- WHAT YOU WILL DO
Return each line of the data below verbatim; pictures are to be left out.

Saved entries
————————

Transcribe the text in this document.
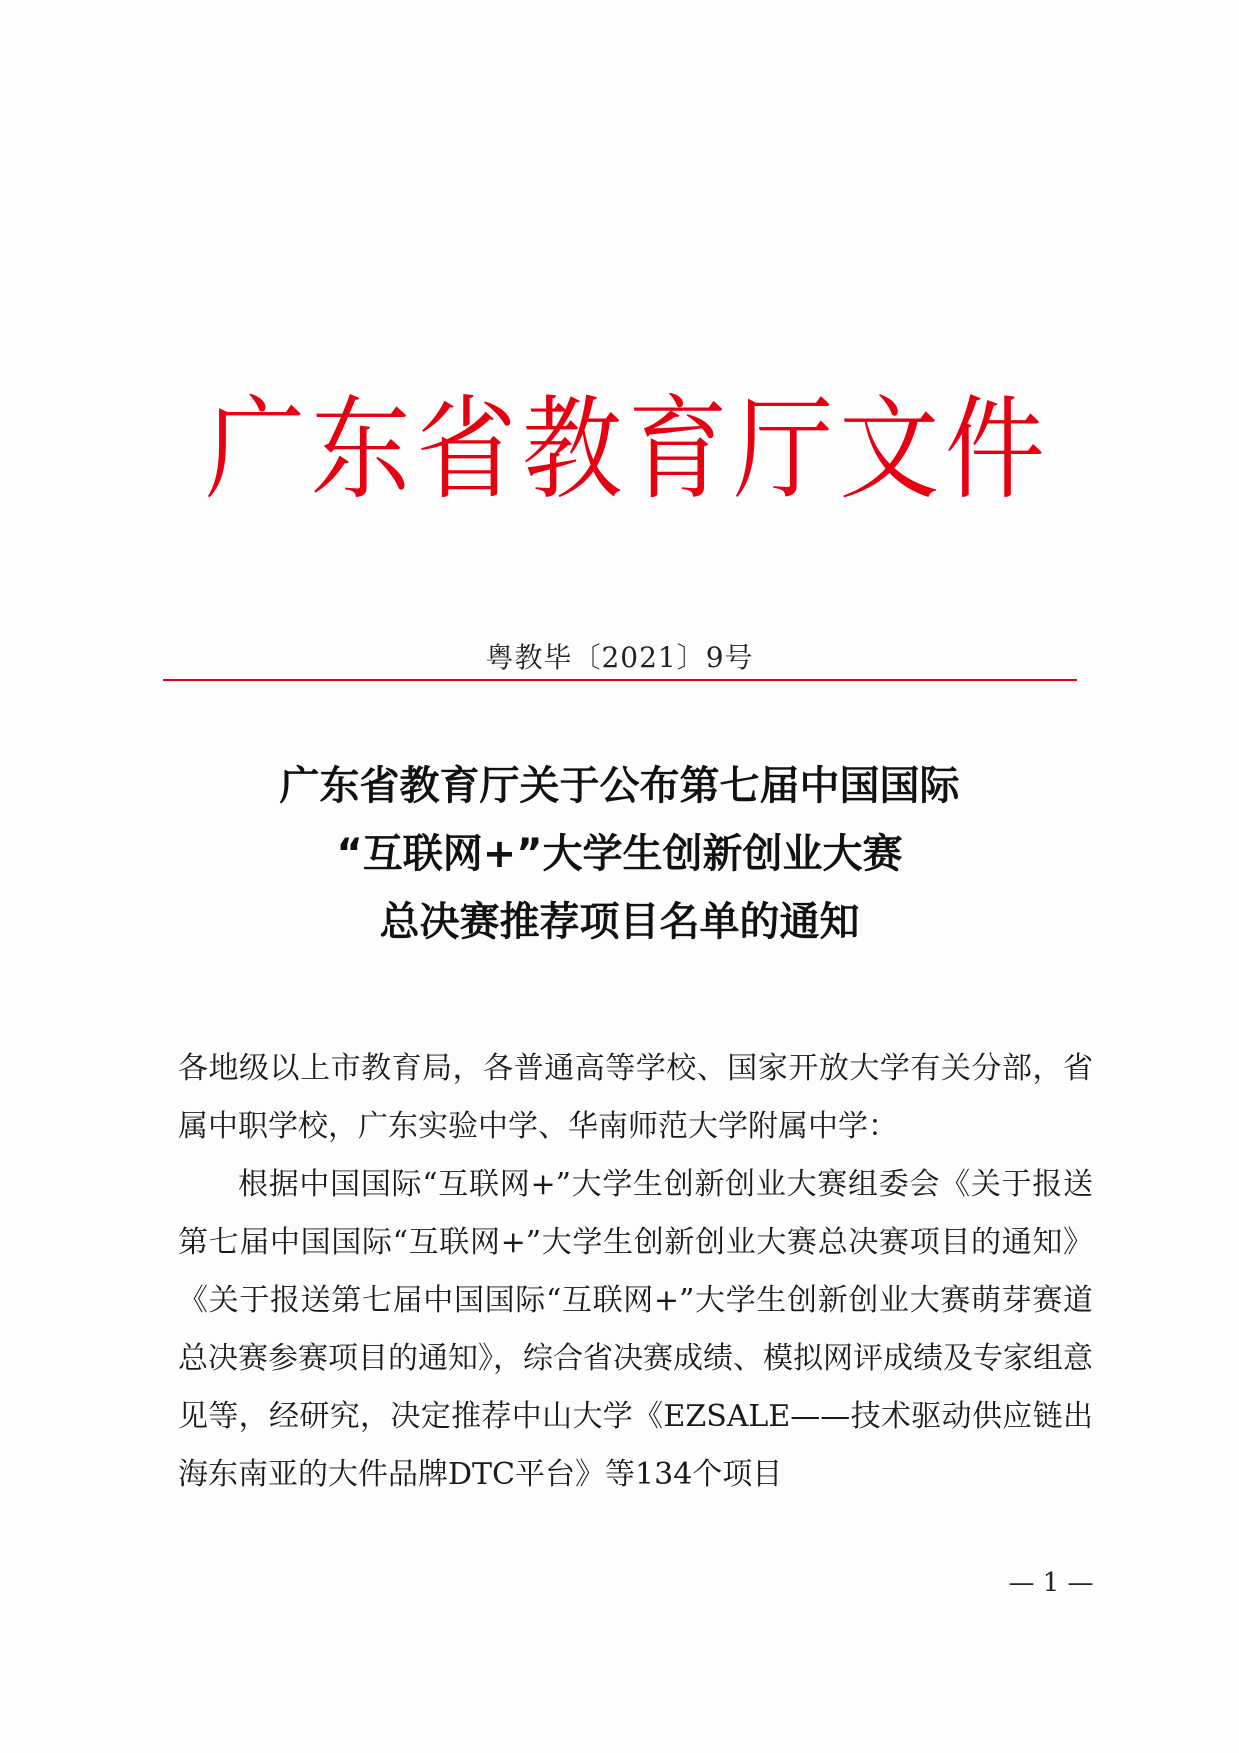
广 东 省 教 育 厅 文 件
粤教毕〔2021〕9号
广东省教育厅关于公布第七届中国国际
“互联网+”大学生创新创业大赛
总决赛推荐项目名单的通知

各地级以上市教育局，各普通高等学校、国家开放大学有关分部，省属中职学校，广东实验中学、华南师范大学附属中学：

根据中国国际“互联网+”大学生创新创业大赛组委会《关于报送第七届中国国际“互联网+”大学生创新创业大赛总决赛项目的通知》《关于报送第七届中国国际“互联网+”大学生创新创业大赛萌芽赛道总决赛参赛项目的通知》，综合省决赛成绩、模拟网评成绩及专家组意见等，经研究，决定推荐中山大学《EZSALE——技术驱动供应链出海东南亚的大件品牌DTC平台》等134个项目

— 1 —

————————

- TASK SOLUTION
Transcribe the text in this document.
广 东 省 教 育 厅 文 件
粤教毕〔2021〕9号
广东省教育厅关于公布第七届中国国际
“互联网+”大学生创新创业大赛
总决赛推荐项目名单的通知

各地级以上市教育局，各普通高等学校、国家开放大学有关分部，省属中职学校，广东实验中学、华南师范大学附属中学：

根据中国国际“互联网+”大学生创新创业大赛组委会《关于报送第七届中国国际“互联网+”大学生创新创业大赛总决赛项目的通知》《关于报送第七届中国国际“互联网+”大学生创新创业大赛萌芽赛道总决赛参赛项目的通知》，综合省决赛成绩、模拟网评成绩及专家组意见等，经研究，决定推荐中山大学《EZSALE——技术驱动供应链出海东南亚的大件品牌DTC平台》等134个项目

— 1 —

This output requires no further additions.